Report every line in the listing below where the string "areas" shows up.

begin DATA SUPPLIED

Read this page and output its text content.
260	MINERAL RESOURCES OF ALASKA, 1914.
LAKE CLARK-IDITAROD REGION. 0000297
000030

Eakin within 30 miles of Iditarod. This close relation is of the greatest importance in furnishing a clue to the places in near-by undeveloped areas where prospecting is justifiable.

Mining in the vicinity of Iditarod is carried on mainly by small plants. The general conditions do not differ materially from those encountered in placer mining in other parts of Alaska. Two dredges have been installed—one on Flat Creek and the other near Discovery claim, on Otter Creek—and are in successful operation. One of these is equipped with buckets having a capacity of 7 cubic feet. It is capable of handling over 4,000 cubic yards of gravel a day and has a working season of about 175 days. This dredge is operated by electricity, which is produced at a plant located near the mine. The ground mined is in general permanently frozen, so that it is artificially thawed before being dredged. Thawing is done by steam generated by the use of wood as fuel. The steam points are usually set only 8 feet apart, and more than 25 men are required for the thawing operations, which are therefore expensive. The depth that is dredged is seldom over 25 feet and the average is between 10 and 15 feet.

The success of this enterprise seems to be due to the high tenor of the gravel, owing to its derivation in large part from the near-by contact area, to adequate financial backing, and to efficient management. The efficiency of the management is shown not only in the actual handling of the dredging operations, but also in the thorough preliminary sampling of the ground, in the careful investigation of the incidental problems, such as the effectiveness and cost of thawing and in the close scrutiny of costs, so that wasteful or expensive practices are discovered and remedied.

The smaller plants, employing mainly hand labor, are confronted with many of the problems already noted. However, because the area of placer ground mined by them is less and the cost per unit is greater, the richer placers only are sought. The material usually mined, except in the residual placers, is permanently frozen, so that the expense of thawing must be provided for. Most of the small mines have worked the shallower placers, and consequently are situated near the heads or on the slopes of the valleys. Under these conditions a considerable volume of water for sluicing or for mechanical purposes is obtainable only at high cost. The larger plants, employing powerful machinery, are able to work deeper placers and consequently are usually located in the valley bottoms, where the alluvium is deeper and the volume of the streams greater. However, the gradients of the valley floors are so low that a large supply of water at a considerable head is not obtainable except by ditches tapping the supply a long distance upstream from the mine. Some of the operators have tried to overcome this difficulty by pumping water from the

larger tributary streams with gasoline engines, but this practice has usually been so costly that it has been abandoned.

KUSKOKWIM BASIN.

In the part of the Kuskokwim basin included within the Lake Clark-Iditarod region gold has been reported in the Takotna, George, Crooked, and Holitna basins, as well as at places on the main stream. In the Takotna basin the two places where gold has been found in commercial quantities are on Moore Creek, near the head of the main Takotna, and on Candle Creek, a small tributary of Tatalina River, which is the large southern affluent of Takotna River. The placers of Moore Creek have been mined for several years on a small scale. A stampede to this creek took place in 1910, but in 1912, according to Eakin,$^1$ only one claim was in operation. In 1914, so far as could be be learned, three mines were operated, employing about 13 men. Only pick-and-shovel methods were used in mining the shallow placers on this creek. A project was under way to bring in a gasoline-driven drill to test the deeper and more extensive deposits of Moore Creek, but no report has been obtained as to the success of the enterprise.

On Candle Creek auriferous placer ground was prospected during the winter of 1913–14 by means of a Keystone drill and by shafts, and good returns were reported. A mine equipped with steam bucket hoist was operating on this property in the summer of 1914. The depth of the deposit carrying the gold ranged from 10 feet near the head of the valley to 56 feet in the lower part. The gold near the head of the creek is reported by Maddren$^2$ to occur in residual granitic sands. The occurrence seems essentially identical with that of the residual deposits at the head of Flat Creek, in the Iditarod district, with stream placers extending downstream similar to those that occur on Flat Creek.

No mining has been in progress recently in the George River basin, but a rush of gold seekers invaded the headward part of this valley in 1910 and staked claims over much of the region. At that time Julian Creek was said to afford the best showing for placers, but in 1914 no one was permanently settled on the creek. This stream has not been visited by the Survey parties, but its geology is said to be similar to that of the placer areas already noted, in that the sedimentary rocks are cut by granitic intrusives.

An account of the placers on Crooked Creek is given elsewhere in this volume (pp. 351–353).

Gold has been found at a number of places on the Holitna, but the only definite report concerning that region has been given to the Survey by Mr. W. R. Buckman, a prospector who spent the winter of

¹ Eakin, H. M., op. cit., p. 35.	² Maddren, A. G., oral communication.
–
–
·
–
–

end DATA SUPPLIED

RESPONSE TO THE TASK
Eakin within 30 miles of Iditarod. This close relation is of the greatest importance in furnishing a clue to the places in near-by undeveloped areas where prospecting is justifiable.
No mining has been in progress recently in the George River basin, but a rush of gold seekers invaded the headward part of this valley in 1910 and staked claims over much of the region. At that time Julian Creek was said to afford the best showing for placers, but in 1914 no one was permanently settled on the creek. This stream has not been visited by the Survey parties, but its geology is said to be similar to that of the placer areas already noted, in that the sedimentary rocks are cut by granitic intrusives.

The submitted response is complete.